═════ LISTED RECORDS ═════

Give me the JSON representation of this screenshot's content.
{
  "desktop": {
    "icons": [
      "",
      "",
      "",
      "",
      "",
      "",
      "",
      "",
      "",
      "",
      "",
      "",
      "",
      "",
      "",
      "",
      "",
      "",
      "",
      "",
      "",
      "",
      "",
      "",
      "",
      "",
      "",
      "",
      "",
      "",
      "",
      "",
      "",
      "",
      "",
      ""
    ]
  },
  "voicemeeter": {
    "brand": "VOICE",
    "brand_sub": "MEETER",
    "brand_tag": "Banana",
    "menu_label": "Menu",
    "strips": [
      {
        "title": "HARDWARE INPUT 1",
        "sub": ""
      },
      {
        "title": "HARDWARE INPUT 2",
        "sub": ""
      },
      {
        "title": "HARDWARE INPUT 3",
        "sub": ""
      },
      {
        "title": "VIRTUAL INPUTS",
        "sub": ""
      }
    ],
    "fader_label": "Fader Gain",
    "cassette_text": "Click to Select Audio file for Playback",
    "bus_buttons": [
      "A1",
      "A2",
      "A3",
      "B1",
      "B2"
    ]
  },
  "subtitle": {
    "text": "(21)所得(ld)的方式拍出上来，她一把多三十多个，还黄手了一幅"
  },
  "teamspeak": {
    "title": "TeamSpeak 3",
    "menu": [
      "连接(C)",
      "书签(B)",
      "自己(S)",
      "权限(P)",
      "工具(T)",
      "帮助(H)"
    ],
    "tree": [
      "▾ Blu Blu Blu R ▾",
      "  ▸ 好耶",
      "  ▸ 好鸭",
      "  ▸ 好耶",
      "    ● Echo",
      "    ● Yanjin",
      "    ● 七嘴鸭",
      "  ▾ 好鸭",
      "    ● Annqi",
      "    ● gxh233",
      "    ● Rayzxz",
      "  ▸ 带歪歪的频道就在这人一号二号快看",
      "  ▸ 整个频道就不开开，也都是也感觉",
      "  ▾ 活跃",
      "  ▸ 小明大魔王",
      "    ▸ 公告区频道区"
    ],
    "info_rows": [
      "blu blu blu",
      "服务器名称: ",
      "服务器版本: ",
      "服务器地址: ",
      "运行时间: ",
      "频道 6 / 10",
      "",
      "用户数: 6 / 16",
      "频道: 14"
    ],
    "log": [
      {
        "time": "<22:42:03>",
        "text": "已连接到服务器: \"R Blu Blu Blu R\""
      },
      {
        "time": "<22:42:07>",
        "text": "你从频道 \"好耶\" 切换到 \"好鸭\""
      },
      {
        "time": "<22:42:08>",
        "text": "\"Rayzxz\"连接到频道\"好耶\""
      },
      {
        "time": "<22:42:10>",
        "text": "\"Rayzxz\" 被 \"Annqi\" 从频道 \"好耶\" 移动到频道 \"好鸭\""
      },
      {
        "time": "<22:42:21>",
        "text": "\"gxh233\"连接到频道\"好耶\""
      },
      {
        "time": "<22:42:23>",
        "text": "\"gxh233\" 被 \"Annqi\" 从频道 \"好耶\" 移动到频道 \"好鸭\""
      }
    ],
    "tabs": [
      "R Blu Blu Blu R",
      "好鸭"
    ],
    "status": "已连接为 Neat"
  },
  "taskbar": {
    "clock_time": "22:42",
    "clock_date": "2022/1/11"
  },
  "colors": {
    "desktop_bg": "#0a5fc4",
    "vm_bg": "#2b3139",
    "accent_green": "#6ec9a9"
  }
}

═════

▸ YOUR INSTRUCTIONS
Copy out all lines above that include the string "Rayzxz".

▸ ANSWER TO THE TASK
      "    ● Rayzxz",
        "text": "\"Rayzxz\"连接到频道\"好耶\""
        "text": "\"Rayzxz\" 被 \"Annqi\" 从频道 \"好耶\" 移动到频道 \"好鸭\""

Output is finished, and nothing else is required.